Set problem
Pull every line that holds the word "interest" from the entries.

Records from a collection

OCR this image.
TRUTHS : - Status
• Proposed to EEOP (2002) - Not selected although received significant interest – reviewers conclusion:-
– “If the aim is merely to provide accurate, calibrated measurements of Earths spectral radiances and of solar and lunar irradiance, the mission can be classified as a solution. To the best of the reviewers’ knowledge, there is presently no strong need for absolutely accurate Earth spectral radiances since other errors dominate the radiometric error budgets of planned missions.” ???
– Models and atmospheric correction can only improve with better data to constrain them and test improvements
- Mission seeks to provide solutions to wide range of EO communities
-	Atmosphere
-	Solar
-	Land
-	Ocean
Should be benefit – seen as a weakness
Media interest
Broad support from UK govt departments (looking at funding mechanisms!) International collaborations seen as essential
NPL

Finished answer
• Proposed to EEOP (2002) - Not selected although received significant interest – reviewers conclusion:-
Media interest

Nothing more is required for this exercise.